→ **EXERCISE REQUIREMENTS**: Copy each line exactly.

→ **RECORD LIST**:

##############################

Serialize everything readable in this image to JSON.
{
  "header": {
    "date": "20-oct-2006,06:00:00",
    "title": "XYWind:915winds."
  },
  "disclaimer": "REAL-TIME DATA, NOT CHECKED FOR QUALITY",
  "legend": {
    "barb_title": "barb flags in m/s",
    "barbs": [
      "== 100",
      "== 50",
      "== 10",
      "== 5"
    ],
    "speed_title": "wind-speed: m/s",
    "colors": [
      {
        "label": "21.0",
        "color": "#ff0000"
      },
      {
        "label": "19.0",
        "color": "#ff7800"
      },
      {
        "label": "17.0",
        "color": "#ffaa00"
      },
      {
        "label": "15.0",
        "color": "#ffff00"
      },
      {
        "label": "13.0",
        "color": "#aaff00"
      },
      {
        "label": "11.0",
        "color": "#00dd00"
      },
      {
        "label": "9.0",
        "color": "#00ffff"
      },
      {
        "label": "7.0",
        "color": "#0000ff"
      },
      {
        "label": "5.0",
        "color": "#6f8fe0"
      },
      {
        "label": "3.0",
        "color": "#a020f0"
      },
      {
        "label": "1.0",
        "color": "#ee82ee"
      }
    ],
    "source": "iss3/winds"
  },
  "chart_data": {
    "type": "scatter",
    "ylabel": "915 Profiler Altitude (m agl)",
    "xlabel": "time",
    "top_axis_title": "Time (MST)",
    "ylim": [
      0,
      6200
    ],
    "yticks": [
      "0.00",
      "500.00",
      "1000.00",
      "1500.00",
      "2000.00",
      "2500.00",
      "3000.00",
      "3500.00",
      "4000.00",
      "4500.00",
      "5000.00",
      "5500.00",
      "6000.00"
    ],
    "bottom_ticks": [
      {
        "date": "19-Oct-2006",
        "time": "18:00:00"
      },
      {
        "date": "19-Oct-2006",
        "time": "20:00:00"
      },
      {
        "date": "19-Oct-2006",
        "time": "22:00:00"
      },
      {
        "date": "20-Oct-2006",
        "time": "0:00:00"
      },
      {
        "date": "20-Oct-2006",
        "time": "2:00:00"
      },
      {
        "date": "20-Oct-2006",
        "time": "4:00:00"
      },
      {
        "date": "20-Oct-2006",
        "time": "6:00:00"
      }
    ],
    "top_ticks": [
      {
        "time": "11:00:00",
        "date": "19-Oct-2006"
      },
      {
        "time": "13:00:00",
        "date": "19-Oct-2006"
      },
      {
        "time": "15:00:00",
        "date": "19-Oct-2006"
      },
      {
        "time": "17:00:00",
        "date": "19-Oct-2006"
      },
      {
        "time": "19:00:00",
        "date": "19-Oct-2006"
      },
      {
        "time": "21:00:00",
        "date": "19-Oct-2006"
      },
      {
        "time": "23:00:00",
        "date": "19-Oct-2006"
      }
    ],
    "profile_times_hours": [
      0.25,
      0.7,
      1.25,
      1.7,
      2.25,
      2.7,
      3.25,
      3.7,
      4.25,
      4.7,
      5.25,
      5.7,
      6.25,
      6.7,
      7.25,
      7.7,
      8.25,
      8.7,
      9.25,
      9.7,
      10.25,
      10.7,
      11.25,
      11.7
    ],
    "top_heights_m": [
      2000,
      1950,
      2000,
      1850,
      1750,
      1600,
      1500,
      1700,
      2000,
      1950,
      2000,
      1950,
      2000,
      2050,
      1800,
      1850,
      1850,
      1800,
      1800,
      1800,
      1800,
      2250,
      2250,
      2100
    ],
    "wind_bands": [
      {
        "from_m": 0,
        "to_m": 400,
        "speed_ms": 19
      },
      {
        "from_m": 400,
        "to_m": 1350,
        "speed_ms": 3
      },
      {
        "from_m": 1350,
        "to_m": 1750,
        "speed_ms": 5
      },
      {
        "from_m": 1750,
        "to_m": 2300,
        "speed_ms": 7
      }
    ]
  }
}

##############################

→ **THE RESULT**:
Serialize everything readable in this image to JSON.
{
  "header": {
    "date": "20-oct-2006,06:00:00",
    "title": "XYWind:915winds."
  },
  "disclaimer": "REAL-TIME DATA, NOT CHECKED FOR QUALITY",
  "legend": {
    "barb_title": "barb flags in m/s",
    "barbs": [
      "== 100",
      "== 50",
      "== 10",
      "== 5"
    ],
    "speed_title": "wind-speed: m/s",
    "colors": [
      {
        "label": "21.0",
        "color": "#ff0000"
      },
      {
        "label": "19.0",
        "color": "#ff7800"
      },
      {
        "label": "17.0",
        "color": "#ffaa00"
      },
      {
        "label": "15.0",
        "color": "#ffff00"
      },
      {
        "label": "13.0",
        "color": "#aaff00"
      },
      {
        "label": "11.0",
        "color": "#00dd00"
      },
      {
        "label": "9.0",
        "color": "#00ffff"
      },
      {
        "label": "7.0",
        "color": "#0000ff"
      },
      {
        "label": "5.0",
        "color": "#6f8fe0"
      },
      {
        "label": "3.0",
        "color": "#a020f0"
      },
      {
        "label": "1.0",
        "color": "#ee82ee"
      }
    ],
    "source": "iss3/winds"
  },
  "chart_data": {
    "type": "scatter",
    "ylabel": "915 Profiler Altitude (m agl)",
    "xlabel": "time",
    "top_axis_title": "Time (MST)",
    "ylim": [
      0,
      6200
    ],
    "yticks": [
      "0.00",
      "500.00",
      "1000.00",
      "1500.00",
      "2000.00",
      "2500.00",
      "3000.00",
      "3500.00",
      "4000.00",
      "4500.00",
      "5000.00",
      "5500.00",
      "6000.00"
    ],
    "bottom_ticks": [
      {
        "date": "19-Oct-2006",
        "time": "18:00:00"
      },
      {
        "date": "19-Oct-2006",
        "time": "20:00:00"
      },
      {
        "date": "19-Oct-2006",
        "time": "22:00:00"
      },
      {
        "date": "20-Oct-2006",
        "time": "0:00:00"
      },
      {
        "date": "20-Oct-2006",
        "time": "2:00:00"
      },
      {
        "date": "20-Oct-2006",
        "time": "4:00:00"
      },
      {
        "date": "20-Oct-2006",
        "time": "6:00:00"
      }
    ],
    "top_ticks": [
      {
        "time": "11:00:00",
        "date": "19-Oct-2006"
      },
      {
        "time": "13:00:00",
        "date": "19-Oct-2006"
      },
      {
        "time": "15:00:00",
        "date": "19-Oct-2006"
      },
      {
        "time": "17:00:00",
        "date": "19-Oct-2006"
      },
      {
        "time": "19:00:00",
        "date": "19-Oct-2006"
      },
      {
        "time": "21:00:00",
        "date": "19-Oct-2006"
      },
      {
        "time": "23:00:00",
        "date": "19-Oct-2006"
      }
    ],
    "profile_times_hours": [
      0.25,
      0.7,
      1.25,
      1.7,
      2.25,
      2.7,
      3.25,
      3.7,
      4.25,
      4.7,
      5.25,
      5.7,
      6.25,
      6.7,
      7.25,
      7.7,
      8.25,
      8.7,
      9.25,
      9.7,
      10.25,
      10.7,
      11.25,
      11.7
    ],
    "top_heights_m": [
      2000,
      1950,
      2000,
      1850,
      1750,
      1600,
      1500,
      1700,
      2000,
      1950,
      2000,
      1950,
      2000,
      2050,
      1800,
      1850,
      1850,
      1800,
      1800,
      1800,
      1800,
      2250,
      2250,
      2100
    ],
    "wind_bands": [
      {
        "from_m": 0,
        "to_m": 400,
        "speed_ms": 19
      },
      {
        "from_m": 400,
        "to_m": 1350,
        "speed_ms": 3
      },
      {
        "from_m": 1350,
        "to_m": 1750,
        "speed_ms": 5
      },
      {
        "from_m": 1750,
        "to_m": 2300,
        "speed_ms": 7
      }
    ]
  }
}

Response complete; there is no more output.